> **Problem description**
Repeat every line exactly, keeping the pictures out of the copy.

-- Start Data shown --

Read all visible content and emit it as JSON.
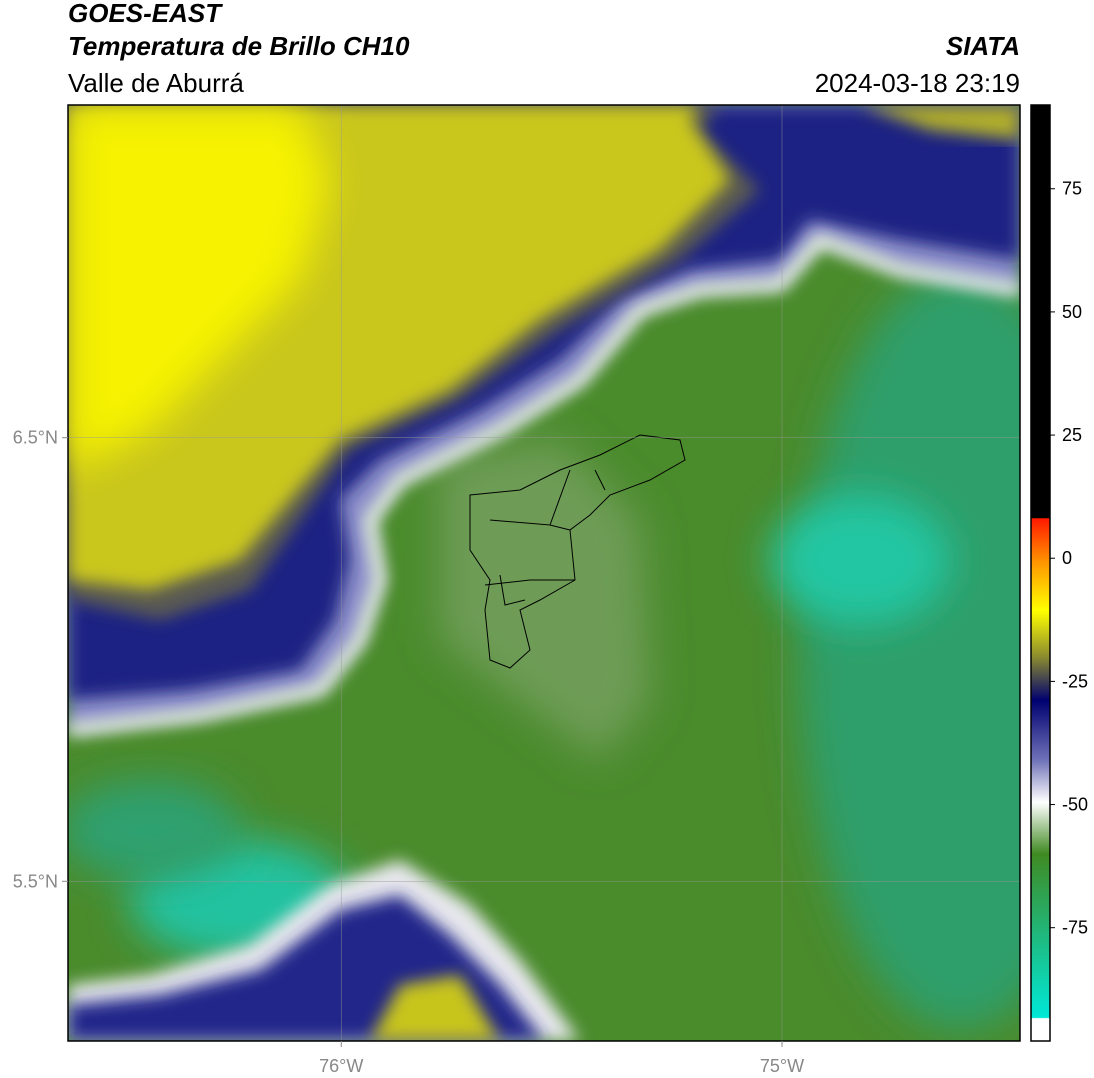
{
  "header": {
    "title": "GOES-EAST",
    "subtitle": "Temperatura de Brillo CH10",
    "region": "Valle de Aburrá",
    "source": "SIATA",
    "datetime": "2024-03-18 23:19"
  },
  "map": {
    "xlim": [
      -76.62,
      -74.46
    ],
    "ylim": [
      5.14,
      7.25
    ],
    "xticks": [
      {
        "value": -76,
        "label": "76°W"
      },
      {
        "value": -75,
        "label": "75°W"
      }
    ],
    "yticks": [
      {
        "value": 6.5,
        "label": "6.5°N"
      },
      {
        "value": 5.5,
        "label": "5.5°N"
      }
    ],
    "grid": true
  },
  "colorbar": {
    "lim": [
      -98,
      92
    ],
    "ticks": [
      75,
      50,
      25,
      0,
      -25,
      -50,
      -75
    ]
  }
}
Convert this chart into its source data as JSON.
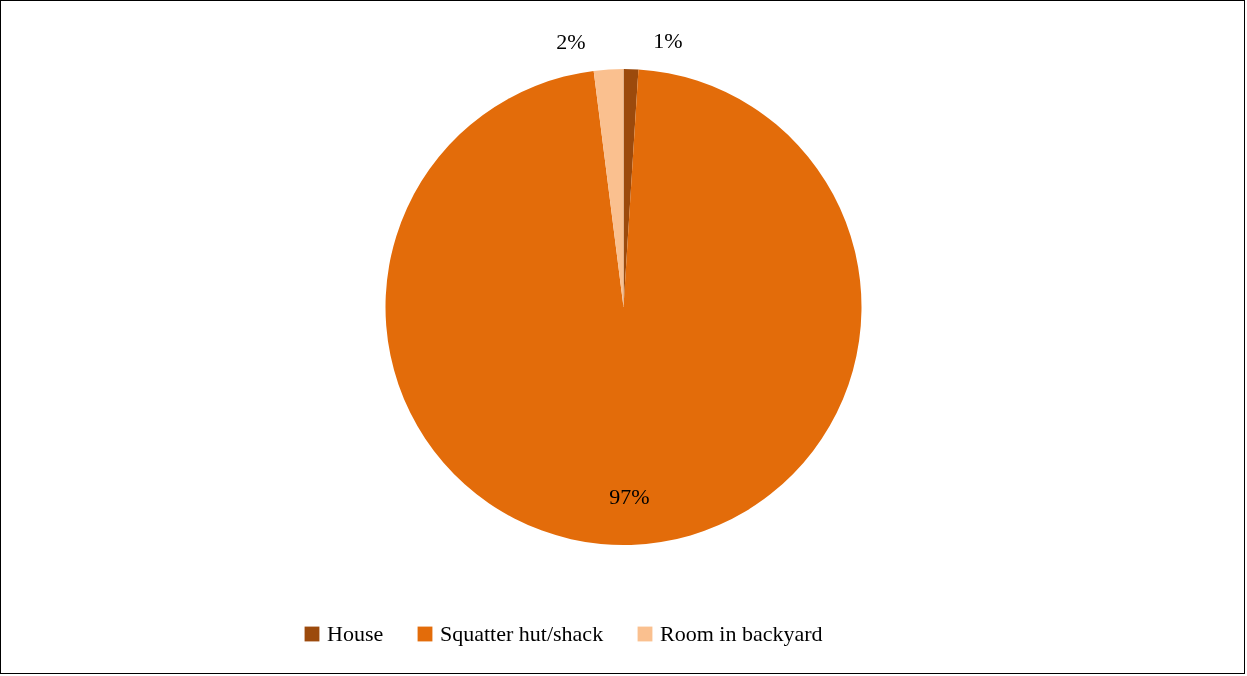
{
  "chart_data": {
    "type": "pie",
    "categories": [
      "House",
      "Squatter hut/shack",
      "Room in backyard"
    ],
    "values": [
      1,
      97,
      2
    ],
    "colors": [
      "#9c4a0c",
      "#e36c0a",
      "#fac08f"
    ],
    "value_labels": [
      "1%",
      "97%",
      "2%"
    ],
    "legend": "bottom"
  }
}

-- End Data shown --

> **Response**
Read all visible content and emit it as JSON.
{
  "header": {
    "title": "GOES-EAST",
    "subtitle": "Temperatura de Brillo CH10",
    "region": "Valle de Aburrá",
    "source": "SIATA",
    "datetime": "2024-03-18 23:19"
  },
  "map": {
    "xlim": [
      -76.62,
      -74.46
    ],
    "ylim": [
      5.14,
      7.25
    ],
    "xticks": [
      {
        "value": -76,
        "label": "76°W"
      },
      {
        "value": -75,
        "label": "75°W"
      }
    ],
    "yticks": [
      {
        "value": 6.5,
        "label": "6.5°N"
      },
      {
        "value": 5.5,
        "label": "5.5°N"
      }
    ],
    "grid": true
  },
  "colorbar": {
    "lim": [
      -98,
      92
    ],
    "ticks": [
      75,
      50,
      25,
      0,
      -25,
      -50,
      -75
    ]
  }
}
Convert this chart into its source data as JSON.
{
  "chart_data": {
    "type": "pie",
    "categories": [
      "House",
      "Squatter hut/shack",
      "Room in backyard"
    ],
    "values": [
      1,
      97,
      2
    ],
    "colors": [
      "#9c4a0c",
      "#e36c0a",
      "#fac08f"
    ],
    "value_labels": [
      "1%",
      "97%",
      "2%"
    ],
    "legend": "bottom"
  }
}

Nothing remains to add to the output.